• [The exercise]
Reproduce the records that follow in full, excluding any picture they contain.

Records from a collection of figures:

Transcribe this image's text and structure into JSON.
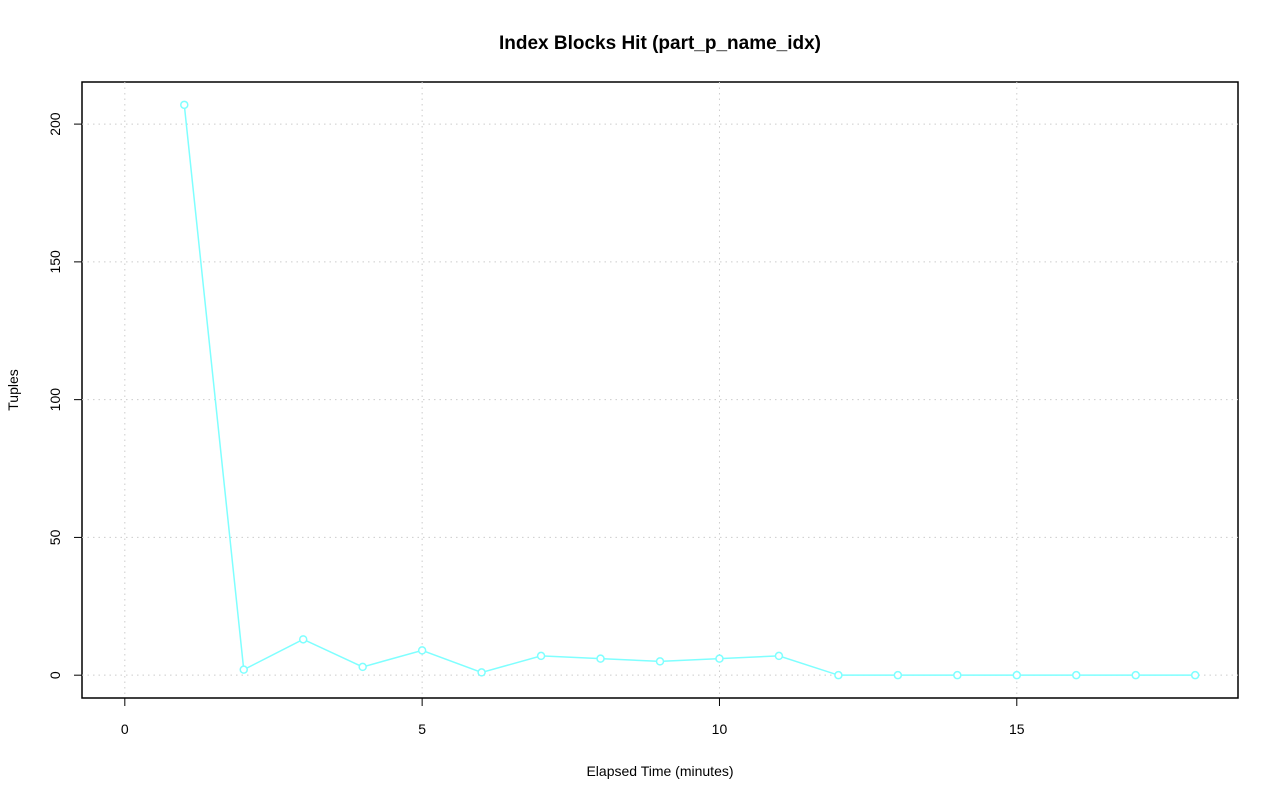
{
  "chart_data": {
    "type": "line",
    "title": "Index Blocks Hit (part_p_name_idx)",
    "x_label": "Elapsed Time (minutes)",
    "y_label": "Tuples",
    "x": [
      1,
      2,
      3,
      4,
      5,
      6,
      7,
      8,
      9,
      10,
      11,
      12,
      13,
      14,
      15,
      16,
      17,
      18
    ],
    "series": [
      {
        "color": "#7fffff",
        "values": [
          207,
          2,
          13,
          3,
          9,
          1,
          7,
          6,
          5,
          6,
          7,
          0,
          0,
          0,
          0,
          0,
          0,
          0
        ]
      }
    ],
    "xlim": [
      -0.72,
      18.72
    ],
    "ylim": [
      -8.28,
      215.28
    ],
    "xticks": [
      0,
      5,
      10,
      15
    ],
    "yticks": [
      0,
      50,
      100,
      150,
      200
    ],
    "grid": true
  }
}
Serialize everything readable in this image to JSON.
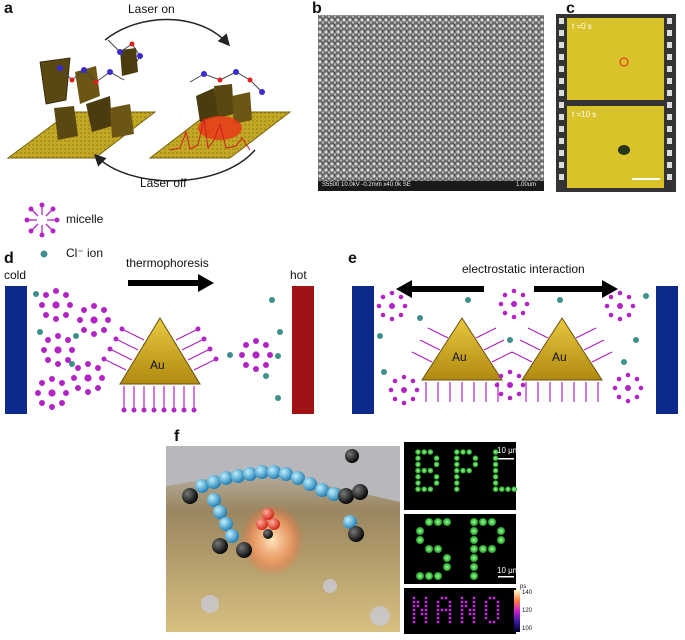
{
  "panels": {
    "a": {
      "label": "a",
      "laser_on": "Laser on",
      "laser_off": "Laser off"
    },
    "b": {
      "label": "b",
      "sem_info": "S5500 10.0kV -0.2mm x40.0k SE",
      "sem_scale": "1.00um"
    },
    "c": {
      "label": "c",
      "frame1_time": "t =0 s",
      "frame2_time": "t =10 s"
    },
    "legend": {
      "micelle": "micelle",
      "cl_ion": "Cl⁻ ion"
    },
    "d": {
      "label": "d",
      "cold": "cold",
      "hot": "hot",
      "thermophoresis": "thermophoresis",
      "au": "Au"
    },
    "e": {
      "label": "e",
      "electrostatic": "electrostatic interaction",
      "au_left": "Au",
      "au_right": "Au"
    },
    "f": {
      "label": "f",
      "scale_top": "10 μm",
      "scale_mid": "10 μm",
      "colorbar_unit": "ps",
      "colorbar_max": "140",
      "colorbar_mid": "120",
      "colorbar_min": "100",
      "letters_top": "BPL",
      "letters_mid": "SP",
      "letters_bottom": "NANO"
    }
  },
  "colors": {
    "gold_substrate": "#b59a18",
    "micelle": "#b224c4",
    "cl_ion": "#3f8f8c",
    "cold_wall": "#0b2a8c",
    "hot_wall": "#a01216",
    "green_particles": "#3ecf3e",
    "film_yellow": "#d9c22a"
  }
}
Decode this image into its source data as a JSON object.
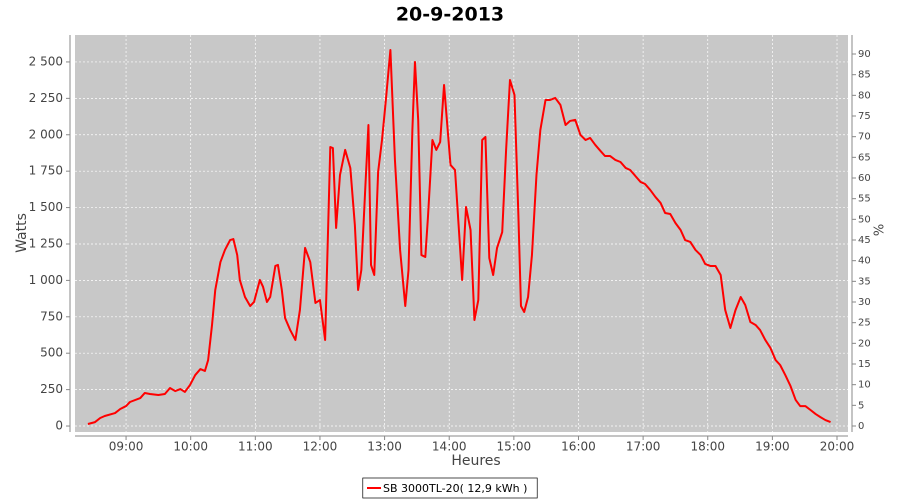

• [Written response]
Transcribe this image's text and structure into JSON.
{
  "chart_data": {
    "type": "line",
    "title": "Index Blocks Hit (part_p_name_idx)",
    "x_label": "Elapsed Time (minutes)",
    "y_label": "Tuples",
    "x": [
      1,
      2,
      3,
      4,
      5,
      6,
      7,
      8,
      9,
      10,
      11,
      12,
      13,
      14,
      15,
      16,
      17,
      18
    ],
    "series": [
      {
        "color": "#7fffff",
        "values": [
          207,
          2,
          13,
          3,
          9,
          1,
          7,
          6,
          5,
          6,
          7,
          0,
          0,
          0,
          0,
          0,
          0,
          0
        ]
      }
    ],
    "xlim": [
      -0.72,
      18.72
    ],
    "ylim": [
      -8.28,
      215.28
    ],
    "xticks": [
      0,
      5,
      10,
      15
    ],
    "yticks": [
      0,
      50,
      100,
      150,
      200
    ],
    "grid": true
  }
}
Serialize everything readable in this image to JSON.
{
  "panels": {
    "a": {
      "label": "a",
      "laser_on": "Laser on",
      "laser_off": "Laser off"
    },
    "b": {
      "label": "b",
      "sem_info": "S5500 10.0kV -0.2mm x40.0k SE",
      "sem_scale": "1.00um"
    },
    "c": {
      "label": "c",
      "frame1_time": "t =0 s",
      "frame2_time": "t =10 s"
    },
    "legend": {
      "micelle": "micelle",
      "cl_ion": "Cl⁻ ion"
    },
    "d": {
      "label": "d",
      "cold": "cold",
      "hot": "hot",
      "thermophoresis": "thermophoresis",
      "au": "Au"
    },
    "e": {
      "label": "e",
      "electrostatic": "electrostatic interaction",
      "au_left": "Au",
      "au_right": "Au"
    },
    "f": {
      "label": "f",
      "scale_top": "10 μm",
      "scale_mid": "10 μm",
      "colorbar_unit": "ps",
      "colorbar_max": "140",
      "colorbar_mid": "120",
      "colorbar_min": "100",
      "letters_top": "BPL",
      "letters_mid": "SP",
      "letters_bottom": "NANO"
    }
  },
  "colors": {
    "gold_substrate": "#b59a18",
    "micelle": "#b224c4",
    "cl_ion": "#3f8f8c",
    "cold_wall": "#0b2a8c",
    "hot_wall": "#a01216",
    "green_particles": "#3ecf3e",
    "film_yellow": "#d9c22a"
  }
}
Decode this image into its source data as a JSON object.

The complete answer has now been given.